Collected data =>
+ + + + +

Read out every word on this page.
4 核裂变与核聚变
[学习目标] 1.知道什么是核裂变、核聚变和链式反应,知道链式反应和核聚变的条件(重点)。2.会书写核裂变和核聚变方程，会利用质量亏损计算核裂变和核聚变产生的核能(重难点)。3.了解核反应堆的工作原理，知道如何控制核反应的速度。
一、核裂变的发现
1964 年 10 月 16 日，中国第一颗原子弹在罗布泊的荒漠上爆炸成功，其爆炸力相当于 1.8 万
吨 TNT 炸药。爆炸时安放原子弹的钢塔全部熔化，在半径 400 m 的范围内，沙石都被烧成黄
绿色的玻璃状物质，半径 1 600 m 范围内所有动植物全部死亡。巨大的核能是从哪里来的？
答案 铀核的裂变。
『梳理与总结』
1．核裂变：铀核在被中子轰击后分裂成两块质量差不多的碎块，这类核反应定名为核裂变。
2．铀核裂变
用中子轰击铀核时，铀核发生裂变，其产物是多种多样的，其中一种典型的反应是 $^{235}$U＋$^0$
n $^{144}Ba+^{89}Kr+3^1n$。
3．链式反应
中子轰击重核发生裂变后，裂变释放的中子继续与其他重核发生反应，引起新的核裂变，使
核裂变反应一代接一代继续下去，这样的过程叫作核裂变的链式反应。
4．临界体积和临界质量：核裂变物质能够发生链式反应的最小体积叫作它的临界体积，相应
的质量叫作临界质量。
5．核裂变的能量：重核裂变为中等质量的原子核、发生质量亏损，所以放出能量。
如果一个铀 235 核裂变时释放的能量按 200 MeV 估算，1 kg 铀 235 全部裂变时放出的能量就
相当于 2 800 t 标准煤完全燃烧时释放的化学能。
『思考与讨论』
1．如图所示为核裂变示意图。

+ + + + +

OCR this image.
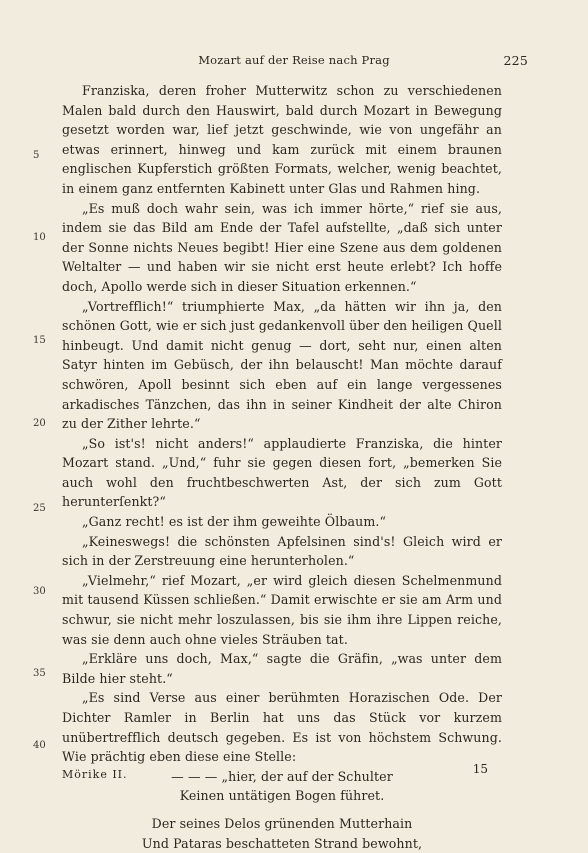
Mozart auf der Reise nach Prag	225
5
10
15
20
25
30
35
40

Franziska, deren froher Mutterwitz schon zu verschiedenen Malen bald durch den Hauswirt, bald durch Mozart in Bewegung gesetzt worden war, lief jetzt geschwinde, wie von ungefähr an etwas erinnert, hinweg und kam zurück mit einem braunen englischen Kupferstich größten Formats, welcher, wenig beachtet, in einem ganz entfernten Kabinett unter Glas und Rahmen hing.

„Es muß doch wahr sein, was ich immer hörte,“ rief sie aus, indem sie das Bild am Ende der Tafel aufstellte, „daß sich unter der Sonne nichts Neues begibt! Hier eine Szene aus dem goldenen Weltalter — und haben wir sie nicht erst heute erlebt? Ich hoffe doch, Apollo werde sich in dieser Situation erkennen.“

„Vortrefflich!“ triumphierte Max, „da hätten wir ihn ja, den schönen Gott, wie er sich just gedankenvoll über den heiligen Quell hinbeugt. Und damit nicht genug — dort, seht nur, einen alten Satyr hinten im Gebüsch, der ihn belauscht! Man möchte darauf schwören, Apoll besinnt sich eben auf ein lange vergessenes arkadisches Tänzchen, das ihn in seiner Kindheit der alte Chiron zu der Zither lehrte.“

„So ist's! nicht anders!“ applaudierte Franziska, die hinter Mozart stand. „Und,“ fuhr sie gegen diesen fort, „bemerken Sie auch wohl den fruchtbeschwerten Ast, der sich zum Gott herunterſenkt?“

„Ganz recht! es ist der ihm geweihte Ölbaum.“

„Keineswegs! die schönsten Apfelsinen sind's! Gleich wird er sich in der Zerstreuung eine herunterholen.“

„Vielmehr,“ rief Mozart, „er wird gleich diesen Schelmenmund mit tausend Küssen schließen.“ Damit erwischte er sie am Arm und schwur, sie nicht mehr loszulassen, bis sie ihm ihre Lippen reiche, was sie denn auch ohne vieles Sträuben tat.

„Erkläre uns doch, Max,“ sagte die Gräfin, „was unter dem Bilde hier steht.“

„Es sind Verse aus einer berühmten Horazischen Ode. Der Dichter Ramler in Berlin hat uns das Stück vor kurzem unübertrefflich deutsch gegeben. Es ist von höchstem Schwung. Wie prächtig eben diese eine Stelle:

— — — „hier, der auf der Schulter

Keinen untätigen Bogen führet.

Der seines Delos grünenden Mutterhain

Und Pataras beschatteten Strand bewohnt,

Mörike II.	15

+ + + + +

Exercise goal =>
List every line above that holds the word "Mozart".

Response to the task =>
Mozart auf der Reise nach Prag	225
Franziska, deren froher Mutterwitz schon zu verschiedenen Malen bald durch den Hauswirt, bald durch Mozart in Bewegung gesetzt worden war, lief jetzt geschwinde, wie von ungefähr an etwas erinnert, hinweg und kam zurück mit einem braunen englischen Kupferstich größten Formats, welcher, wenig beachtet, in einem ganz entfernten Kabinett unter Glas und Rahmen hing.
„So ist's! nicht anders!“ applaudierte Franziska, die hinter Mozart stand. „Und,“ fuhr sie gegen diesen fort, „bemerken Sie auch wohl den fruchtbeschwerten Ast, der sich zum Gott herunterſenkt?“
„Vielmehr,“ rief Mozart, „er wird gleich diesen Schelmenmund mit tausend Küssen schließen.“ Damit erwischte er sie am Arm und schwur, sie nicht mehr loszulassen, bis sie ihm ihre Lippen reiche, was sie denn auch ohne vieles Sträuben tat.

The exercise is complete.